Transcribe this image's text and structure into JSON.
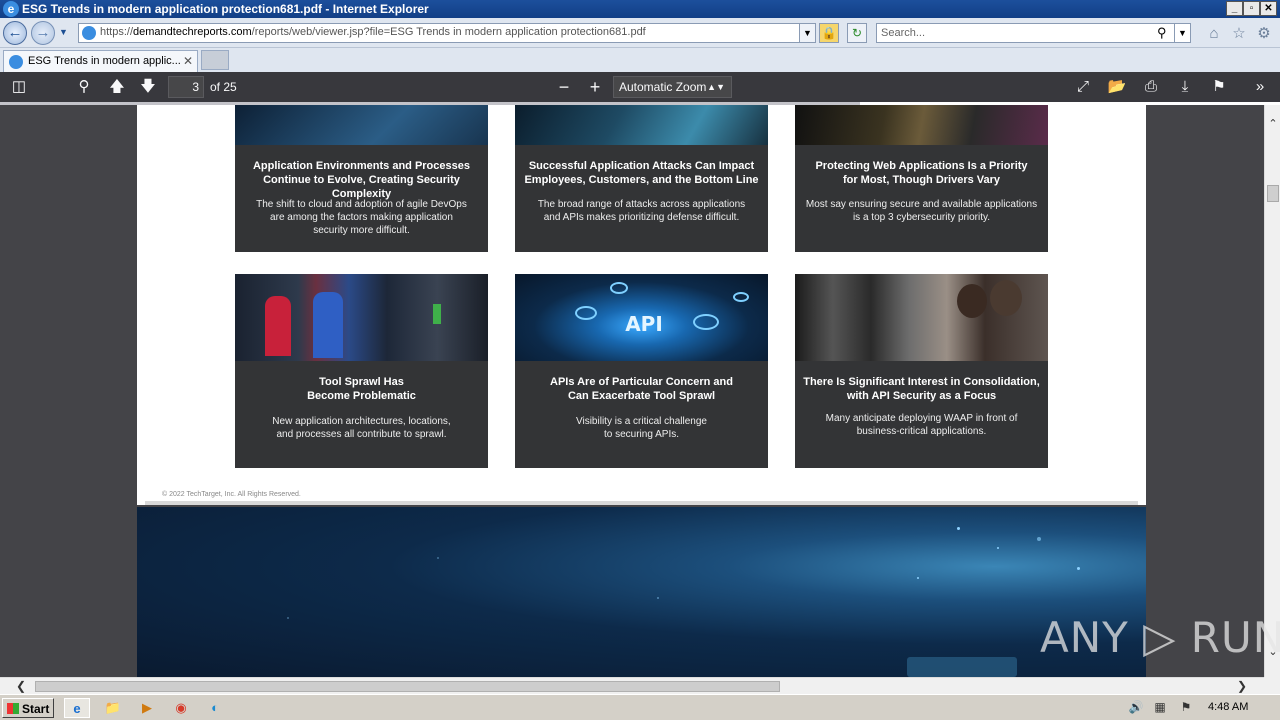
{
  "window": {
    "title": "ESG Trends in modern application protection681.pdf - Internet Explorer",
    "min_label": "_",
    "max_label": "▫",
    "close_label": "✕"
  },
  "nav": {
    "url_prefix": "https://",
    "url_domain": "demandtechreports.com",
    "url_path": "/reports/web/viewer.jsp?file=ESG Trends in modern application protection681.pdf",
    "search_placeholder": "Search..."
  },
  "tab": {
    "label": "ESG Trends in modern applic...",
    "close": "✕"
  },
  "pdf_toolbar": {
    "page_number": "3",
    "page_count": "of 25",
    "zoom": "Automatic Zoom"
  },
  "cards": [
    {
      "title1": "Application Environments and Processes",
      "title2": "Continue to Evolve, Creating Security Complexity",
      "body": [
        "The shift to cloud and adoption of agile DevOps",
        "are among the factors making application",
        "security more difficult."
      ]
    },
    {
      "title1": "Successful Application Attacks Can Impact",
      "title2": "Employees, Customers, and the Bottom Line",
      "body": [
        "The broad range of attacks across applications",
        "and APIs makes prioritizing defense difficult."
      ]
    },
    {
      "title1": "Protecting Web Applications Is a Priority",
      "title2": "for Most, Though Drivers Vary",
      "body": [
        "Most say ensuring secure and available applications",
        "is a top 3 cybersecurity priority."
      ]
    },
    {
      "title1": "Tool Sprawl Has",
      "title2": "Become Problematic",
      "body": [
        "New application architectures, locations,",
        "and processes all contribute to sprawl."
      ]
    },
    {
      "title1": "APIs Are of Particular Concern and",
      "title2": "Can Exacerbate Tool Sprawl",
      "body": [
        "Visibility is a critical challenge",
        "to securing APIs."
      ],
      "img_label": "API"
    },
    {
      "title1": "There Is Significant Interest in Consolidation,",
      "title2": "with API Security as a Focus",
      "body": [
        "Many anticipate deploying WAAP in front of",
        "business-critical applications."
      ]
    }
  ],
  "copyright": "© 2022 TechTarget, Inc. All Rights Reserved.",
  "watermark": "ANY ▷ RUN",
  "taskbar": {
    "start": "Start",
    "time": "4:48 AM"
  },
  "colors": {
    "title_bar": "#1c4f9c",
    "pdf_toolbar": "#38383d",
    "viewer_bg": "#444448",
    "card_bg": "#333436"
  }
}
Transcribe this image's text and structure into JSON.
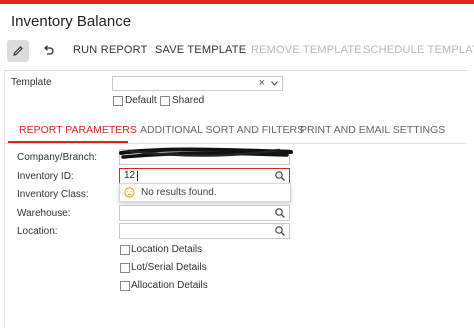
{
  "title": "Inventory Balance",
  "colors": {
    "accent": "#e2231a",
    "disabled": "#b8b8b8"
  },
  "toolbar": {
    "edit_icon": "pencil-icon",
    "undo_icon": "undo-icon",
    "run_report": "RUN REPORT",
    "save_template": "SAVE TEMPLATE",
    "remove_template": "REMOVE TEMPLATE",
    "schedule_template": "SCHEDULE TEMPLATE"
  },
  "template": {
    "label": "Template",
    "value": "",
    "clear_icon": "×",
    "dropdown_icon": "chevron-down-icon",
    "default_label": "Default",
    "shared_label": "Shared"
  },
  "tabs": [
    {
      "label": "REPORT PARAMETERS",
      "active": true
    },
    {
      "label": "ADDITIONAL SORT AND FILTERS",
      "active": false
    },
    {
      "label": "PRINT AND EMAIL SETTINGS",
      "active": false
    }
  ],
  "params": {
    "company_branch": {
      "label": "Company/Branch:",
      "value": ""
    },
    "inventory_id": {
      "label": "Inventory ID:",
      "value": "12"
    },
    "inventory_class": {
      "label": "Inventory Class:",
      "value": ""
    },
    "warehouse": {
      "label": "Warehouse:",
      "value": ""
    },
    "location": {
      "label": "Location:",
      "value": ""
    }
  },
  "lookup_dropdown": {
    "message": "No results found.",
    "icon": "sad-face-icon"
  },
  "checkboxes": [
    {
      "label": "Location Details",
      "checked": false
    },
    {
      "label": "Lot/Serial Details",
      "checked": false
    },
    {
      "label": "Allocation Details",
      "checked": false
    }
  ]
}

**Set problem**
From the entries above, collect every line with the string "Trends" in it.

**Response to the task**
    "title": "ESG Trends in modern application protection681.pdf - Internet Explorer",
    "url_path": "/reports/web/viewer.jsp?file=ESG Trends in modern application protection681.pdf",
    "label": "ESG Trends in modern applic...",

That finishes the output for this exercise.